» Some records

_____

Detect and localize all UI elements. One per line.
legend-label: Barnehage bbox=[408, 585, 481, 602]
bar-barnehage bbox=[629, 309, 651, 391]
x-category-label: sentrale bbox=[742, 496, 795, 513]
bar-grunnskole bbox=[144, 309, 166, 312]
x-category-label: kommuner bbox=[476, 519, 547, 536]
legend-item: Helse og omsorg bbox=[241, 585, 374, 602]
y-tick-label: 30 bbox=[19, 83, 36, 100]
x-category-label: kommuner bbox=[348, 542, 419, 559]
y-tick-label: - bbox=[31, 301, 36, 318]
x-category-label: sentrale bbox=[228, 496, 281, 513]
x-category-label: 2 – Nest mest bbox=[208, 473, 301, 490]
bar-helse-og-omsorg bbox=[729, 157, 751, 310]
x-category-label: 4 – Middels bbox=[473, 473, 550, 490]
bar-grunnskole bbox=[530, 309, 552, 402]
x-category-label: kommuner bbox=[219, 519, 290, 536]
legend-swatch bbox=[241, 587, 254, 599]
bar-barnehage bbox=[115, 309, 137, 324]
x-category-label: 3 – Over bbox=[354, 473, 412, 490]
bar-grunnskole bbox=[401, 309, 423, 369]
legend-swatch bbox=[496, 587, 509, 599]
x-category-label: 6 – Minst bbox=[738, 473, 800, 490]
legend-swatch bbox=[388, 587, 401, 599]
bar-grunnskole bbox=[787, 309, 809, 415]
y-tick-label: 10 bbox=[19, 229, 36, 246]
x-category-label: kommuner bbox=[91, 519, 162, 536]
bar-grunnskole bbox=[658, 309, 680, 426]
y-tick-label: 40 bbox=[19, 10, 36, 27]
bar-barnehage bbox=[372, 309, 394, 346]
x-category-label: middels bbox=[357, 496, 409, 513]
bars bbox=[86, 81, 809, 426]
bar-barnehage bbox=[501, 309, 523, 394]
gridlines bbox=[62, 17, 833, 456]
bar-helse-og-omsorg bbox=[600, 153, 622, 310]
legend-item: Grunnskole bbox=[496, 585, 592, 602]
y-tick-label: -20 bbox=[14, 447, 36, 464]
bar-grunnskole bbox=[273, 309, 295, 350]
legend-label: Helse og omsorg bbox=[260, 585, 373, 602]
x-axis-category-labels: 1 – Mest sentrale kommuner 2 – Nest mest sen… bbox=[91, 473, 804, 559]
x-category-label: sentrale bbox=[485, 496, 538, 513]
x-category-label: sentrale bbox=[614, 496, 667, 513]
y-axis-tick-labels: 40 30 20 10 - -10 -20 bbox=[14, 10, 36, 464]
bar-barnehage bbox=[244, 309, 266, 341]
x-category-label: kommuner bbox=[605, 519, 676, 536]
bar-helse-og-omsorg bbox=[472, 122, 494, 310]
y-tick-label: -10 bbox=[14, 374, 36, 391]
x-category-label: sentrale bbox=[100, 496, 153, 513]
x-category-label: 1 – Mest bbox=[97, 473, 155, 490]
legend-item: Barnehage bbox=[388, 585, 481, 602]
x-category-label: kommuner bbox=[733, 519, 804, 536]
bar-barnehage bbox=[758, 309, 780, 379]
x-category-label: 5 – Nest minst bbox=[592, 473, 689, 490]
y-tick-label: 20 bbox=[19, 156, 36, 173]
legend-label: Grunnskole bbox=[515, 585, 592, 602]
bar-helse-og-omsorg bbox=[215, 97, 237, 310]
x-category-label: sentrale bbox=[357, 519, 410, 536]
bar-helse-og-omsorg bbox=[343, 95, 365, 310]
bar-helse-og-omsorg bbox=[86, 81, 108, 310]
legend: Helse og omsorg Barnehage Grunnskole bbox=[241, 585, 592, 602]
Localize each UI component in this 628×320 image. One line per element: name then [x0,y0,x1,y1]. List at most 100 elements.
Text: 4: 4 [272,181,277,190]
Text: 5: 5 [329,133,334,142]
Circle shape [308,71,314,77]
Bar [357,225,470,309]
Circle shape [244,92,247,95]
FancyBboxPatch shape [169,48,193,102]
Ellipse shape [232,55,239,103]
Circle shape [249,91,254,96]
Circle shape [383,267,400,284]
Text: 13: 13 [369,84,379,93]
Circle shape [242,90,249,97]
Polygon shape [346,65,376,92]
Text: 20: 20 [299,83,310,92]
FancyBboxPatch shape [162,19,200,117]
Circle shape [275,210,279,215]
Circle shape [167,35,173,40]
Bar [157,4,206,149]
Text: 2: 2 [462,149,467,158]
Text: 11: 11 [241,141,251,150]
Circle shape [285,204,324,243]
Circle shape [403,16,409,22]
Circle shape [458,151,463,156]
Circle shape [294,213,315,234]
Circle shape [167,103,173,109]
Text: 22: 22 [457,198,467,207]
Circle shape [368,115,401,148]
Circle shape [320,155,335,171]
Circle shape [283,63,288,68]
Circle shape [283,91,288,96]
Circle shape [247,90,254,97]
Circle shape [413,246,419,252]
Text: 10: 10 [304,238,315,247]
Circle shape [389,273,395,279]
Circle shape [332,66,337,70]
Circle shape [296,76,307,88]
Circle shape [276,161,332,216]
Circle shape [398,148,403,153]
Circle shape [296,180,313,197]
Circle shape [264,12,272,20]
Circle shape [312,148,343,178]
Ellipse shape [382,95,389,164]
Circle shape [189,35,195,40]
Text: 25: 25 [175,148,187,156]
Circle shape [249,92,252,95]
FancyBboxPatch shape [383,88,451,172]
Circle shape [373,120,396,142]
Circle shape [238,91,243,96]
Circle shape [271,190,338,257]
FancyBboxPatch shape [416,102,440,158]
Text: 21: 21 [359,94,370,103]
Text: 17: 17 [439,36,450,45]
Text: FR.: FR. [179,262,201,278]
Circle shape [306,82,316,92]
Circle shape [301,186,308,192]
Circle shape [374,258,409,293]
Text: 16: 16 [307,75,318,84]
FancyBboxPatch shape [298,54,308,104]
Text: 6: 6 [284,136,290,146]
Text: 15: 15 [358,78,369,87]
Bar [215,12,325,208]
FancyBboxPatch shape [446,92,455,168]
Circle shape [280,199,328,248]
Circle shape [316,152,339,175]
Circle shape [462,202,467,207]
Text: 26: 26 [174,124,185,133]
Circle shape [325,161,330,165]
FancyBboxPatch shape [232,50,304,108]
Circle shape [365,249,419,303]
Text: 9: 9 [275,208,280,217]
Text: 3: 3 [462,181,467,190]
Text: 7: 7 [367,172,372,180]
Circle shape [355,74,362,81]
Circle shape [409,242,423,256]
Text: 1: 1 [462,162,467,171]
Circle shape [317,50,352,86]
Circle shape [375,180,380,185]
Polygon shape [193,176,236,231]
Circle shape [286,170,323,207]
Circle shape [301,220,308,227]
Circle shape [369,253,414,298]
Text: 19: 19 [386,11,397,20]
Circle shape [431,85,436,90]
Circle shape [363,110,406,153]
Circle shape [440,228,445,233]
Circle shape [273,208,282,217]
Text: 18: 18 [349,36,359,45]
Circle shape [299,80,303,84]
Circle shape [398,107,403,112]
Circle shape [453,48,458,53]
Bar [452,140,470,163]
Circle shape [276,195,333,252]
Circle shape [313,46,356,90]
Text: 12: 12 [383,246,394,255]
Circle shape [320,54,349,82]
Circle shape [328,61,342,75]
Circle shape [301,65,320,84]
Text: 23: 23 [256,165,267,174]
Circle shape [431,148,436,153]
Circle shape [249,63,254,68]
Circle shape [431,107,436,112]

_____

Report every line above that contains the word "sentrale", copying each one in full.

» Task solution
x-category-label: sentrale bbox=[742, 496, 795, 513]
x-category-label: sentrale bbox=[228, 496, 281, 513]
x-axis-category-labels: 1 – Mest sentrale kommuner 2 – Nest mest sen… bbox=[91, 473, 804, 559]
x-category-label: sentrale bbox=[485, 496, 538, 513]
x-category-label: sentrale bbox=[614, 496, 667, 513]
x-category-label: sentrale bbox=[100, 496, 153, 513]
x-category-label: sentrale bbox=[357, 519, 410, 536]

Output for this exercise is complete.